Source records
** Start **
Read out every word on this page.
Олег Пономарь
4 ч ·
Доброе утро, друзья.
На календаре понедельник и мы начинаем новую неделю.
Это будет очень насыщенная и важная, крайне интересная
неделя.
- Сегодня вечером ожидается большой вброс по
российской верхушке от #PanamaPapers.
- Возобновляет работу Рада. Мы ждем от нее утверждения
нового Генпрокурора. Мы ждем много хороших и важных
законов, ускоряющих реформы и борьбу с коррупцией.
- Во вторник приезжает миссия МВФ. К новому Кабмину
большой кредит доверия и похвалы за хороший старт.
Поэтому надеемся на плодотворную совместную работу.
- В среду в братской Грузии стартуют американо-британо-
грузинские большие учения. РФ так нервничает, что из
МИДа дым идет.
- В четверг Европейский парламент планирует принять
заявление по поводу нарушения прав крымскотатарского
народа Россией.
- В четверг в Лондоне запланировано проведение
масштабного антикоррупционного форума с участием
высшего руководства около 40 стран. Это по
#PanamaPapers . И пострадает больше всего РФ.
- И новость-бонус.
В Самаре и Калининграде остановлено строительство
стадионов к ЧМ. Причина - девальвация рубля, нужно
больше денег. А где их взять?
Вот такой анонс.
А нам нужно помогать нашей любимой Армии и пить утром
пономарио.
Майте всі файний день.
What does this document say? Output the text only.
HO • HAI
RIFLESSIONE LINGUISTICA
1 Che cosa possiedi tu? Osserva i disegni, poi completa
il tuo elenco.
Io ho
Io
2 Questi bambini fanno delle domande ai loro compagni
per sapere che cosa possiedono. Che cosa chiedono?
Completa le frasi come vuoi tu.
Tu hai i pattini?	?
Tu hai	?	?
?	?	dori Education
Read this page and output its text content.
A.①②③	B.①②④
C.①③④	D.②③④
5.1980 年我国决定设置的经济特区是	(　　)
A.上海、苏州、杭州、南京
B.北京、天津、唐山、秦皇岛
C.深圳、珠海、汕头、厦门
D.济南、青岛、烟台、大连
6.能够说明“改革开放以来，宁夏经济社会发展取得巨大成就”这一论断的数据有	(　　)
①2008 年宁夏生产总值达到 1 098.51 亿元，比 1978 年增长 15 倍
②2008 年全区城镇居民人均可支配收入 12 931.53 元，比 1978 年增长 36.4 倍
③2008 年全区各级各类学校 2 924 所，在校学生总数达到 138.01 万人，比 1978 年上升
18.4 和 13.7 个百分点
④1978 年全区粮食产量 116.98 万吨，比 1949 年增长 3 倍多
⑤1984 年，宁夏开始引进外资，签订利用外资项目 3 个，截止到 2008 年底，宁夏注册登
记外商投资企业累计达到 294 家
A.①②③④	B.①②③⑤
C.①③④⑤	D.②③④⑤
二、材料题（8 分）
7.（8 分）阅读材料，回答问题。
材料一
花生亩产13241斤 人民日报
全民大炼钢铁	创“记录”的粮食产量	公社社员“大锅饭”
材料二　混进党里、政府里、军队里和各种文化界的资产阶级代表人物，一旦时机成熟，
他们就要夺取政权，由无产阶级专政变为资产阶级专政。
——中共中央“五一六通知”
** End **
From the data above, work out how many lines hold "cosa". Answer with the number alone.

2